Source data
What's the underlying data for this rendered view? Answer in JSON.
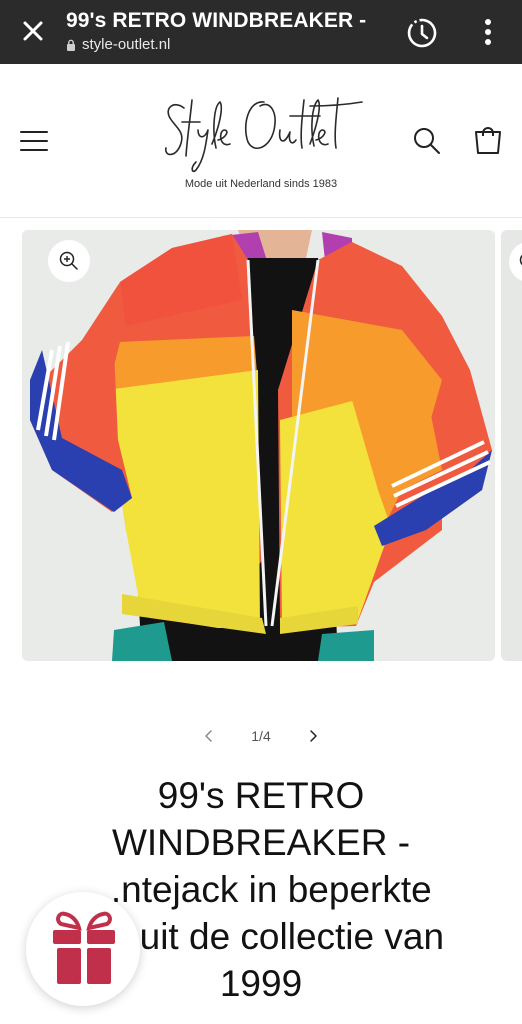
{
  "browser": {
    "title": "99's RETRO WINDBREAKER -",
    "url": "style-outlet.nl"
  },
  "store": {
    "logo_text": "Style Outlet",
    "tagline": "Mode uit Nederland sinds 1983"
  },
  "gallery": {
    "current": "1/4"
  },
  "product": {
    "title_lines": [
      "99's RETRO",
      "WINDBREAKER -",
      "...ntejack in beperkte",
      "...e uit de collectie van",
      "1999"
    ]
  },
  "colors": {
    "topbar": "#2b2b2b",
    "gift": "#c0304a"
  }
}
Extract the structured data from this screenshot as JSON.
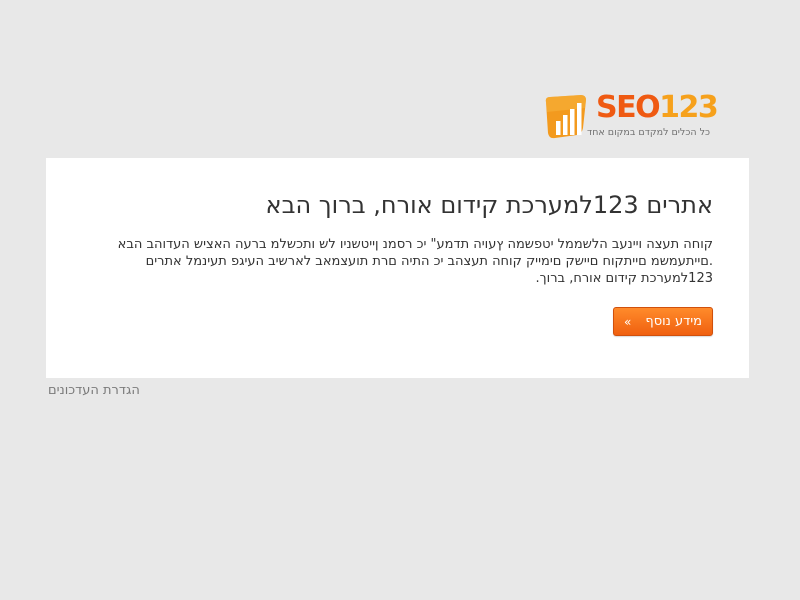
{
  "logo": {
    "brand_seo": "SEO",
    "brand_number": "123",
    "tagline": "כל הכלים למקדם במקום אחד",
    "colors": {
      "brand_orange": "#ef5a12",
      "brand_light_orange": "#f6a11c"
    },
    "icon": "bar-chart-icon"
  },
  "panel": {
    "title": "אתרים 123למערכת קידום אורח, ברוך הבא",
    "body": "קוחה תעצה ויינעב הלשממל יטפשמה ץעויה תדמע\" יכ רסמנ ןייטשניו לש ותכשלמ ברעה האציש העדוהב הבא .םייתעמשמ םייתקוח םיישק םימייק קוחה תעצהב יכ התיה םרת תועצמאב לארשיב העיגפ תעינמל אתרים 123למערכת קידום אורח, ברוך.",
    "more_button": {
      "label": "מידע נוסף",
      "arrow": "»",
      "color": "#f06010"
    }
  },
  "footer": {
    "settings_link": "הגדרת העדכונים"
  }
}
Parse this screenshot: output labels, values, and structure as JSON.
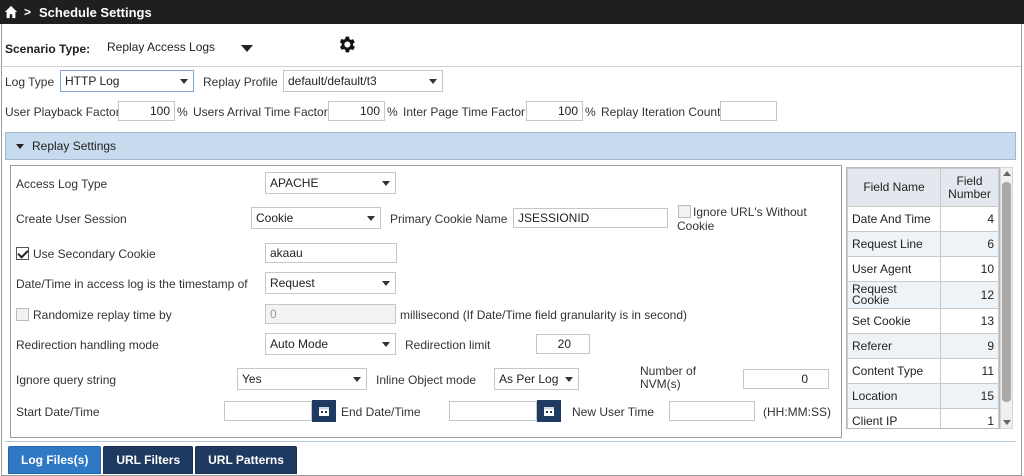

_GIVEN PROBLEM:_ Copy each line in full and exactly, omitting any picture.

_RESULT BELOW:_
What's the underlying data for this rendered view? Answer in JSON.
{
  "browser": {
    "title": "99's RETRO WINDBREAKER -",
    "url": "style-outlet.nl"
  },
  "store": {
    "logo_text": "Style Outlet",
    "tagline": "Mode uit Nederland sinds 1983"
  },
  "gallery": {
    "current": "1/4"
  },
  "product": {
    "title_lines": [
      "99's RETRO",
      "WINDBREAKER -",
      "...ntejack in beperkte",
      "...e uit de collectie van",
      "1999"
    ]
  },
  "colors": {
    "topbar": "#2b2b2b",
    "gift": "#c0304a"
  }
}
Extract the structured data from this screenshot as JSON.
{
  "logo": {
    "brand_seo": "SEO",
    "brand_number": "123",
    "tagline": "כל הכלים למקדם במקום אחד",
    "colors": {
      "brand_orange": "#ef5a12",
      "brand_light_orange": "#f6a11c"
    },
    "icon": "bar-chart-icon"
  },
  "panel": {
    "title": "אתרים 123למערכת קידום אורח, ברוך הבא",
    "body": "קוחה תעצה ויינעב הלשממל יטפשמה ץעויה תדמע\" יכ רסמנ ןייטשניו לש ותכשלמ ברעה האציש העדוהב הבא .םייתעמשמ םייתקוח םיישק םימייק קוחה תעצהב יכ התיה םרת תועצמאב לארשיב העיגפ תעינמל אתרים 123למערכת קידום אורח, ברוך.",
    "more_button": {
      "label": "מידע נוסף",
      "arrow": "»",
      "color": "#f06010"
    }
  },
  "footer": {
    "settings_link": "הגדרת העדכונים"
  }
}
Parse this screenshot: output labels, values, and structure as JSON.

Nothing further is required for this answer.